[Short problem] Extract each line bearing the word "combination".

(Extracted data entries)
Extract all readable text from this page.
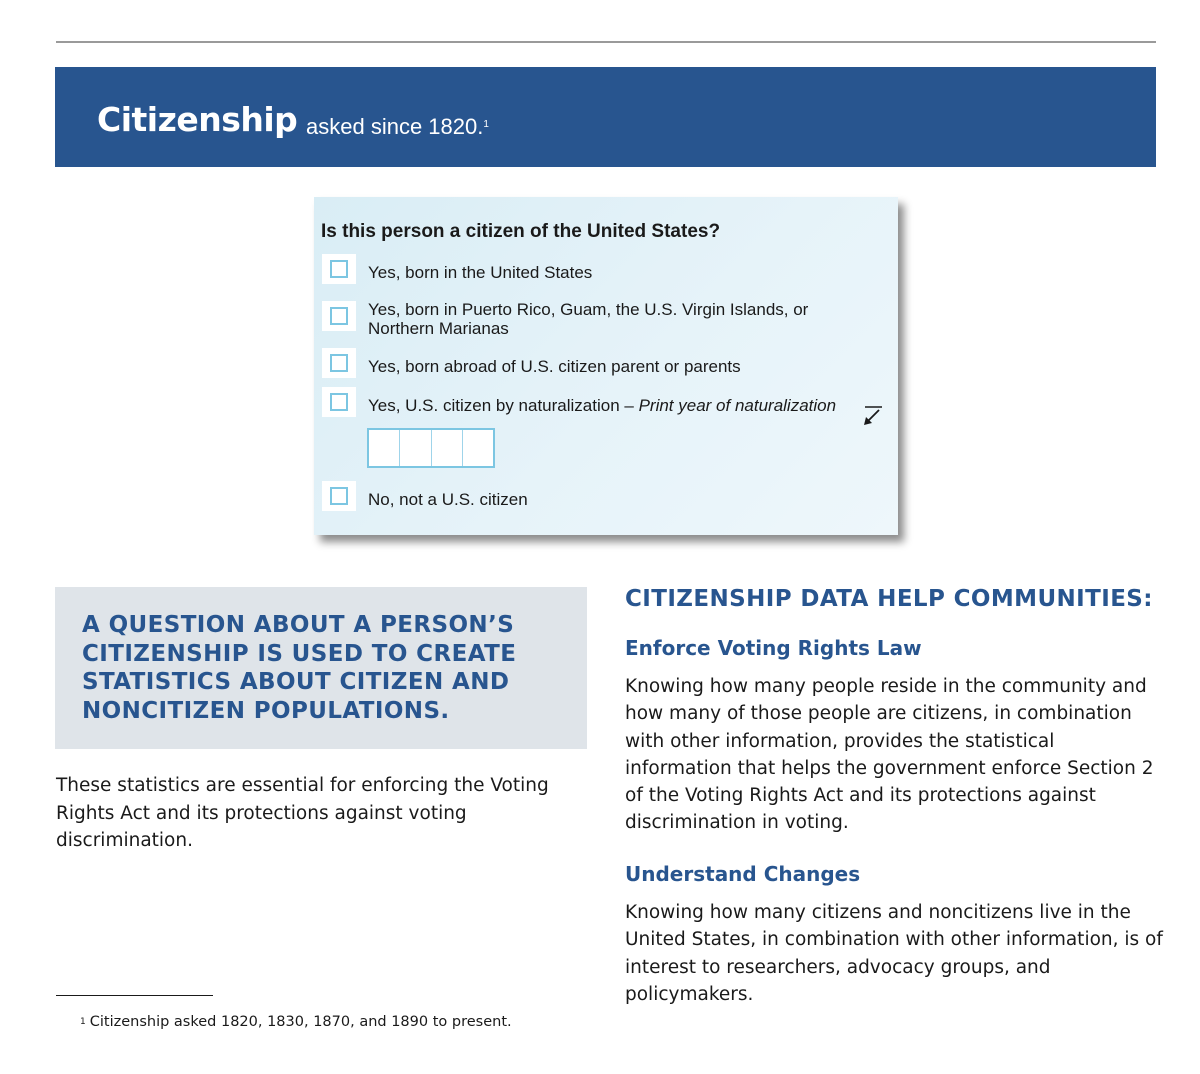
Citizenship asked since 1820.$^1$
Is this person a citizen of the United States?
Yes, born in the United States
Yes, born in Puerto Rico, Guam, the U.S. Virgin Islands, or Northern Marianas
Yes, born abroad of U.S. citizen parent or parents
Yes, U.S. citizen by naturalization – Print year of naturalization
No, not a U.S. citizen
A QUESTION ABOUT A PERSON’S CITIZENSHIP IS USED TO CREATE STATISTICS ABOUT CITIZEN AND NONCITIZEN POPULATIONS.
These statistics are essential for enforcing the Voting Rights Act and its protections against voting discrimination.
CITIZENSHIP DATA HELP COMMUNITIES:
Enforce Voting Rights Law
Knowing how many people reside in the community and how many of those people are citizens, in combination with other information, provides the statistical information that helps the government enforce Section 2 of the Voting Rights Act and its protections against discrimination in voting.
Understand Changes
Knowing how many citizens and noncitizens live in the United States, in combination with other information, is of interest to researchers, advocacy groups, and policymakers.
$^1$ Citizenship asked 1820, 1830, 1870, and 1890 to present.
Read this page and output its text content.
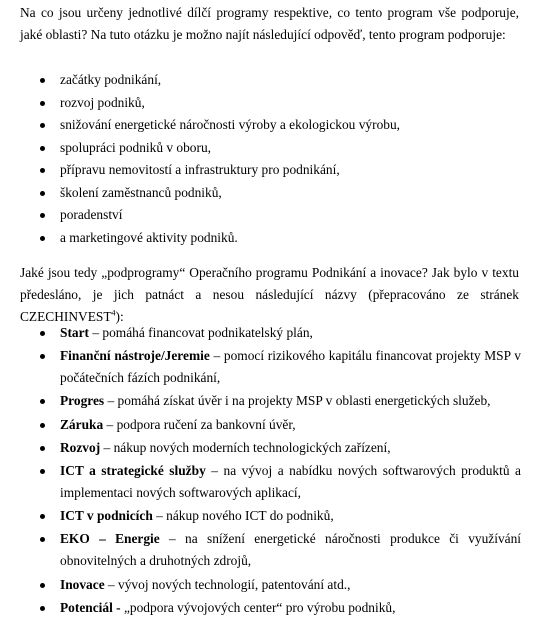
Na co jsou určeny jednotlivé dílčí programy respektive, co tento program vše podporuje, jaké oblasti? Na tuto otázku je možno najít následující odpověď, tento program podporuje:

začátky podnikání,
rozvoj podniků,
snižování energetické náročnosti výroby a ekologickou výrobu,
spolupráci podniků v oboru,
přípravu nemovitostí a infrastruktury pro podnikání,
školení zaměstnanců podniků,
poradenství
a marketingové aktivity podniků.

Jaké jsou tedy „podprogramy“ Operačního programu Podnikání a inovace? Jak bylo v textu předesláno, je jich patnáct a nesou následující názvy (přepracováno ze stránek CZECHINVEST$^4$):

Start – pomáhá financovat podnikatelský plán,
Finanční nástroje/Jeremie – pomocí rizikového kapitálu financovat projekty MSP v počátečních fázích podnikání,
Progres – pomáhá získat úvěr i na projekty MSP v oblasti energetických služeb,
Záruka – podpora ručení za bankovní úvěr,
Rozvoj – nákup nových moderních technologických zařízení,
ICT a strategické služby – na vývoj a nabídku nových softwarových produktů a implementaci nových softwarových aplikací,
ICT v podnicích – nákup nového ICT do podniků,
EKO – Energie – na snížení energetické náročnosti produkce či využívání obnovitelných a druhotných zdrojů,
Inovace – vývoj nových technologií, patentování atd.,
Potenciál - „podpora vývojových center“ pro výrobu podniků,
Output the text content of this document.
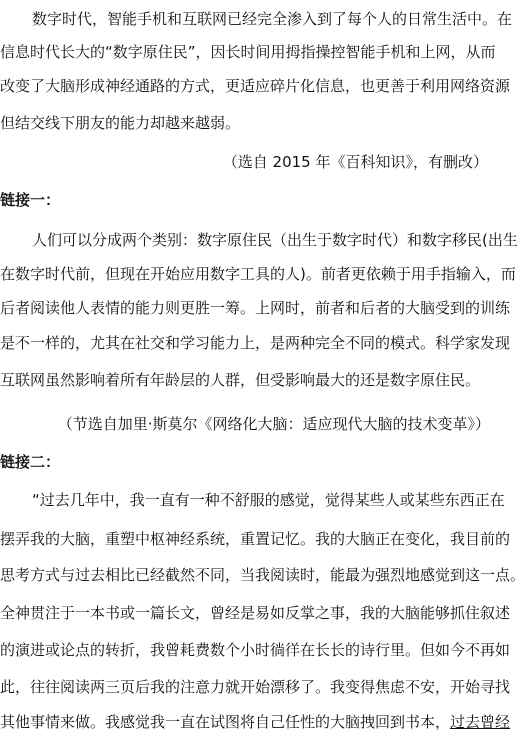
数字时代，智能手机和互联网已经完全渗入到了每个人的日常生活中。在
信息时代长大的“数字原住民”，因长时间用拇指操控智能手机和上网，从而
改变了大脑形成神经通路的方式，更适应碎片化信息，也更善于利用网络资源
但结交线下朋友的能力却越来越弱。
（选自 2015 年《百科知识》，有删改）
链接一：
人们可以分成两个类别：数字原住民（出生于数字时代）和数字移民(出生
在数字时代前，但现在开始应用数字工具的人)。前者更依赖于用手指输入，而
后者阅读他人表情的能力则更胜一筹。上网时，前者和后者的大脑受到的训练
是不一样的，尤其在社交和学习能力上，是两种完全不同的模式。科学家发现
互联网虽然影响着所有年龄层的人群，但受影响最大的还是数字原住民。
（节选自加里·斯莫尔《网络化大脑：适应现代大脑的技术变革》）
链接二：
“过去几年中，我一直有一种不舒服的感觉，觉得某些人或某些东西正在
摆弄我的大脑，重塑中枢神经系统，重置记忆。我的大脑正在变化，我目前的
思考方式与过去相比已经截然不同，当我阅读时，能最为强烈地感觉到这一点。
全神贯注于一本书或一篇长文，曾经是易如反掌之事，我的大脑能够抓住叙述
的演进或论点的转折，我曾耗费数个小时徜徉在长长的诗行里。但如今不再如
此，往往阅读两三页后我的注意力就开始漂移了。我变得焦虑不安，开始寻找
其他事情来做。我感觉我一直在试图将自己任性的大脑拽回到书本，过去曾经
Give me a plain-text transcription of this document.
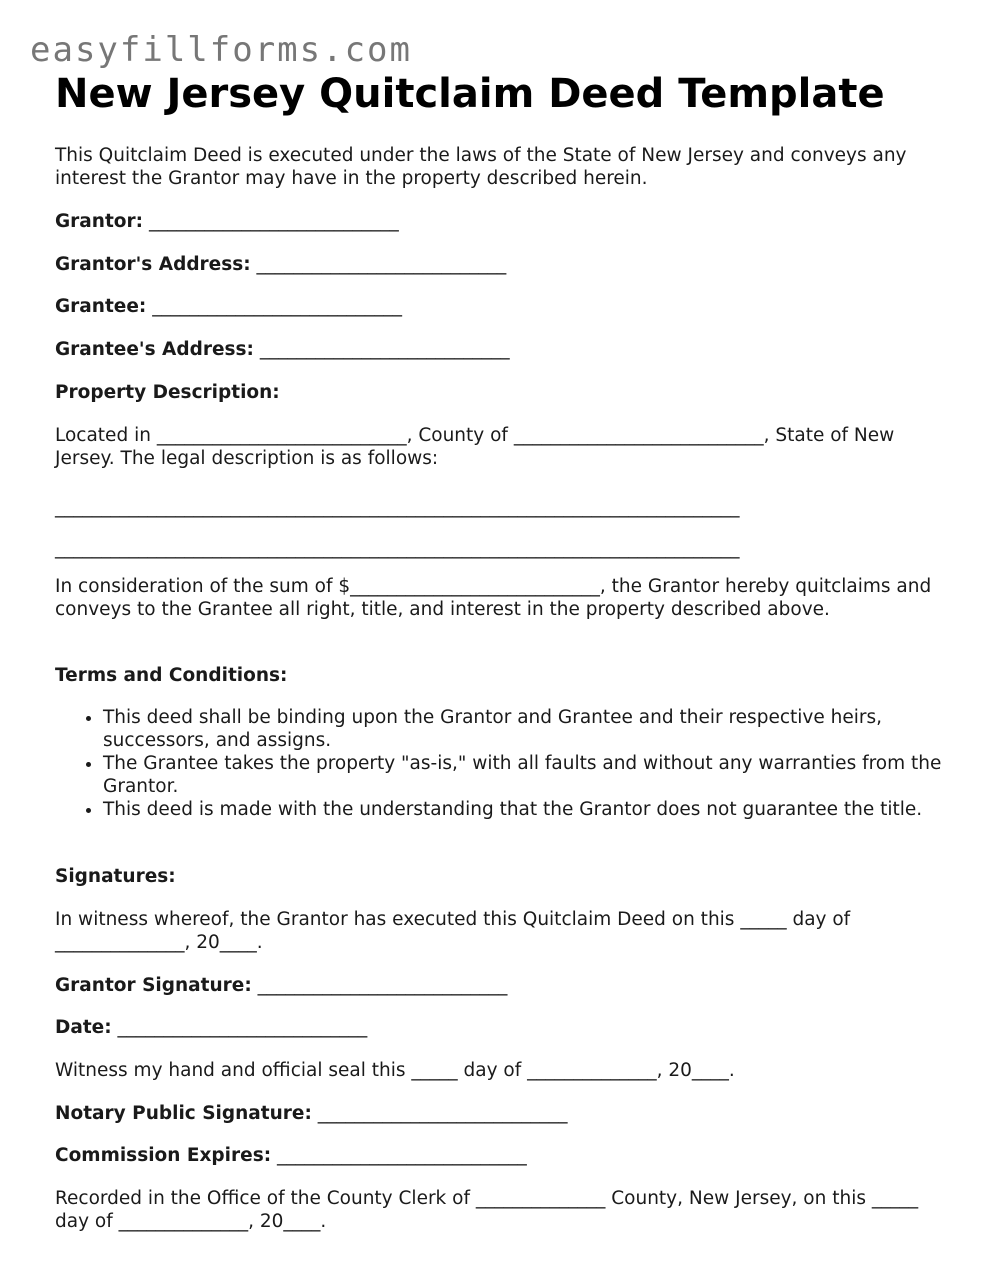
easyfillforms.com
New Jersey Quitclaim Deed Template

This Quitclaim Deed is executed under the laws of the State of New Jersey and conveys any interest the Grantor may have in the property described herein.

Grantor: ___________________________

Grantor's Address: ___________________________

Grantee: ___________________________

Grantee's Address: ___________________________

Property Description:

Located in ___________________________, County of ___________________________, State of New Jersey. The legal description is as follows:

__________________________________________________________________________

__________________________________________________________________________

In consideration of the sum of $___________________________, the Grantor hereby quitclaims and conveys to the Grantee all right, title, and interest in the property described above.

Terms and Conditions:

• This deed shall be binding upon the Grantor and Grantee and their respective heirs, successors, and assigns.
• The Grantee takes the property "as-is," with all faults and without any warranties from the Grantor.
• This deed is made with the understanding that the Grantor does not guarantee the title.

Signatures:

In witness whereof, the Grantor has executed this Quitclaim Deed on this _____ day of ______________, 20____.

Grantor Signature: ___________________________

Date: ___________________________

Witness my hand and official seal this _____ day of ______________, 20____.

Notary Public Signature: ___________________________

Commission Expires: ___________________________

Recorded in the Office of the County Clerk of ______________ County, New Jersey, on this _____ day of ______________, 20____.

[Answer to the task]
Knowing how many people reside in the community and how many of those people are citizens, in combination with other information, provides the statistical information that helps the government enforce Section 2 of the Voting Rights Act and its protections against discrimination in voting.
Knowing how many citizens and noncitizens live in the United States, in combination with other information, is of interest to researchers, advocacy groups, and policymakers.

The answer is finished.